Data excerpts
· · ·
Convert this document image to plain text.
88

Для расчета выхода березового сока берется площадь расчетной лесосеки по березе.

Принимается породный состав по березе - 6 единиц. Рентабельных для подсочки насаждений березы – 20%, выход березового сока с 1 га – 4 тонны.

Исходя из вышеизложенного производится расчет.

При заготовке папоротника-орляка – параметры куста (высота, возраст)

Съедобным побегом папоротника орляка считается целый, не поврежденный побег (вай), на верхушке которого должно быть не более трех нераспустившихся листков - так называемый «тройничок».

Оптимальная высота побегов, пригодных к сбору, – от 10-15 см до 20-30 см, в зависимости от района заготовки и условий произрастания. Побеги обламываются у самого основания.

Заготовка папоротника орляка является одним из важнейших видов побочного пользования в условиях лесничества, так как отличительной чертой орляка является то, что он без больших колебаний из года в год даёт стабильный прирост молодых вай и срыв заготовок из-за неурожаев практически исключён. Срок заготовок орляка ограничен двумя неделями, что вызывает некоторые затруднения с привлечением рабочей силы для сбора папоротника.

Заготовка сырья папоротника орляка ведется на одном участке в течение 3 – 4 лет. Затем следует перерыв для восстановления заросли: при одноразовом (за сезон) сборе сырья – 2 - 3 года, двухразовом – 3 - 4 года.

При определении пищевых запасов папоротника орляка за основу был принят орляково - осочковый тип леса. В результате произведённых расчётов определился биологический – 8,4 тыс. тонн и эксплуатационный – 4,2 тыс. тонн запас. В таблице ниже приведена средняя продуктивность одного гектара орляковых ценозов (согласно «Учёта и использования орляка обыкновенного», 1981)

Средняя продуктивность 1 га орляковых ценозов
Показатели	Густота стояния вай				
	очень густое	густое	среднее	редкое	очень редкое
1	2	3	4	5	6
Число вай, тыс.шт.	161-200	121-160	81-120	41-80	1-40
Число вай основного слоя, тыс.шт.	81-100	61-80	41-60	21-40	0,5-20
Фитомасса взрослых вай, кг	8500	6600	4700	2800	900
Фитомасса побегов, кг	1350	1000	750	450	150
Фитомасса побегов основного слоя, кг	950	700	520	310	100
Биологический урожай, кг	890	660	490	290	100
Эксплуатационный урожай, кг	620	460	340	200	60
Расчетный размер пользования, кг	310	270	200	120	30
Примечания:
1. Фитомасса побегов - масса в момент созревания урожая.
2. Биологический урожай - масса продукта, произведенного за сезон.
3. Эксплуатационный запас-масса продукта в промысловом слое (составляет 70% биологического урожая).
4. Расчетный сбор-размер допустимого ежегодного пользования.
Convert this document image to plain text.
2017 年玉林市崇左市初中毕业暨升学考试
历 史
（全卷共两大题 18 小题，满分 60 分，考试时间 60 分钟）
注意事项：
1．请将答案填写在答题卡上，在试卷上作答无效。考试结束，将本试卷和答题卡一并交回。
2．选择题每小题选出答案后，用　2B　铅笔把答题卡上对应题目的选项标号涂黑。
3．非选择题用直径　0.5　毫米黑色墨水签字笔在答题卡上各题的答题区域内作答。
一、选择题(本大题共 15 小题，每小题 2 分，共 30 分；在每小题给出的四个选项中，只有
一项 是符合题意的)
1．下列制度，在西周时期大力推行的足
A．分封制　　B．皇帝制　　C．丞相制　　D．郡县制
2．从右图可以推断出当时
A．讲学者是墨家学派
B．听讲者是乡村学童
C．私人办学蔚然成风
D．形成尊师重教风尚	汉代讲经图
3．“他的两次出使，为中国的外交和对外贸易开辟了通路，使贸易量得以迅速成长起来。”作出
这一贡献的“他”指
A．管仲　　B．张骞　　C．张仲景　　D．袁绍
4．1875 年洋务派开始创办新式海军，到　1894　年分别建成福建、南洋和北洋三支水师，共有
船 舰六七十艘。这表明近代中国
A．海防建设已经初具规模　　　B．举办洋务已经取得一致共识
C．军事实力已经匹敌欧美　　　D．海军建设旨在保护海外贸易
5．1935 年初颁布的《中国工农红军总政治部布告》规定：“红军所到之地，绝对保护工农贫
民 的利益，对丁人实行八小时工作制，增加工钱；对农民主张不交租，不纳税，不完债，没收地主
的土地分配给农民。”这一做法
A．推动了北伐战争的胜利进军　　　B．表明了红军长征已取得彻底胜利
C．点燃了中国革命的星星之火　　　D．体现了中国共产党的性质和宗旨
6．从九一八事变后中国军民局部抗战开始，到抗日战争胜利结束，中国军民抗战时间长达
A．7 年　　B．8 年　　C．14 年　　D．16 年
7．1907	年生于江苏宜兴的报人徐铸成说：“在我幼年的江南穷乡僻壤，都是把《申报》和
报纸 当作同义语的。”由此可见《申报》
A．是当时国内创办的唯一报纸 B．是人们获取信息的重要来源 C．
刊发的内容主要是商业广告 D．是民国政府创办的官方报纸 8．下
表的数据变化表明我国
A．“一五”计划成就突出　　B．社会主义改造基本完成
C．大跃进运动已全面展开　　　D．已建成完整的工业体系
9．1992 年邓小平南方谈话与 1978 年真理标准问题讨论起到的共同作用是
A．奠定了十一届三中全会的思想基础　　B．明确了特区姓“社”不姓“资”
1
· · ·
EXERCISE DIRECTIONS:
Gather every line from the listing above in which "березе" appears, and copy those lines.

FINAL RESULT:
Для расчета выхода березового сока берется площадь расчетной лесосеки по березе.
Принимается породный состав по березе - 6 единиц. Рентабельных для подсочки насаждений березы – 20%, выход березового сока с 1 га – 4 тонны.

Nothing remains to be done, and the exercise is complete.